(Directive) Set all the material down again unchanged, without the pictures.

_ _ _ _

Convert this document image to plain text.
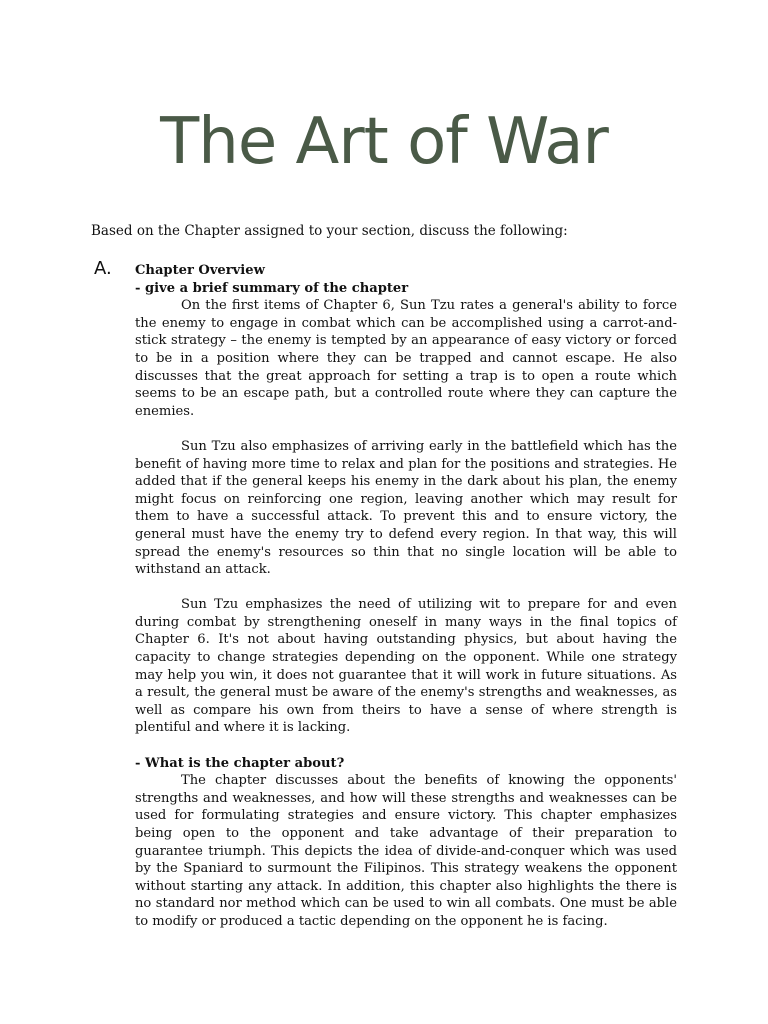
The Art of War
Based on the Chapter assigned to your section, discuss the following:
A. Chapter Overview

- give a brief summary of the chapter

On the first items of Chapter 6, Sun Tzu rates a general's ability to force the enemy to engage in combat which can be accomplished using a carrot-and-stick strategy – the enemy is tempted by an appearance of easy victory or forced to be in a position where they can be trapped and cannot escape. He also discusses that the great approach for setting a trap is to open a route which seems to be an escape path, but a controlled route where they can capture the enemies.

Sun Tzu also emphasizes of arriving early in the battlefield which has the benefit of having more time to relax and plan for the positions and strategies. He added that if the general keeps his enemy in the dark about his plan, the enemy might focus on reinforcing one region, leaving another which may result for them to have a successful attack. To prevent this and to ensure victory, the general must have the enemy try to defend every region. In that way, this will spread the enemy's resources so thin that no single location will be able to withstand an attack.

Sun Tzu emphasizes the need of utilizing wit to prepare for and even during combat by strengthening oneself in many ways in the final topics of Chapter 6. It's not about having outstanding physics, but about having the capacity to change strategies depending on the opponent. While one strategy may help you win, it does not guarantee that it will work in future situations. As a result, the general must be aware of the enemy's strengths and weaknesses, as well as compare his own from theirs to have a sense of where strength is plentiful and where it is lacking.

- What is the chapter about?

The chapter discusses about the benefits of knowing the opponents' strengths and weaknesses, and how will these strengths and weaknesses can be used for formulating strategies and ensure victory. This chapter emphasizes being open to the opponent and take advantage of their preparation to guarantee triumph. This depicts the idea of divide-and-conquer which was used by the Spaniard to surmount the Filipinos. This strategy weakens the opponent without starting any attack. In addition, this chapter also highlights the there is no standard nor method which can be used to win all combats. One must be able to modify or produced a tactic depending on the opponent he is facing.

_ _ _ _

(Finished exercise)
Convert this document image to plain text.
The Art of War
Based on the Chapter assigned to your section, discuss the following:
A. Chapter Overview

- give a brief summary of the chapter

On the first items of Chapter 6, Sun Tzu rates a general's ability to force the enemy to engage in combat which can be accomplished using a carrot-and-stick strategy – the enemy is tempted by an appearance of easy victory or forced to be in a position where they can be trapped and cannot escape. He also discusses that the great approach for setting a trap is to open a route which seems to be an escape path, but a controlled route where they can capture the enemies.

Sun Tzu also emphasizes of arriving early in the battlefield which has the benefit of having more time to relax and plan for the positions and strategies. He added that if the general keeps his enemy in the dark about his plan, the enemy might focus on reinforcing one region, leaving another which may result for them to have a successful attack. To prevent this and to ensure victory, the general must have the enemy try to defend every region. In that way, this will spread the enemy's resources so thin that no single location will be able to withstand an attack.

Sun Tzu emphasizes the need of utilizing wit to prepare for and even during combat by strengthening oneself in many ways in the final topics of Chapter 6. It's not about having outstanding physics, but about having the capacity to change strategies depending on the opponent. While one strategy may help you win, it does not guarantee that it will work in future situations. As a result, the general must be aware of the enemy's strengths and weaknesses, as well as compare his own from theirs to have a sense of where strength is plentiful and where it is lacking.

- What is the chapter about?

The chapter discusses about the benefits of knowing the opponents' strengths and weaknesses, and how will these strengths and weaknesses can be used for formulating strategies and ensure victory. This chapter emphasizes being open to the opponent and take advantage of their preparation to guarantee triumph. This depicts the idea of divide-and-conquer which was used by the Spaniard to surmount the Filipinos. This strategy weakens the opponent without starting any attack. In addition, this chapter also highlights the there is no standard nor method which can be used to win all combats. One must be able to modify or produced a tactic depending on the opponent he is facing.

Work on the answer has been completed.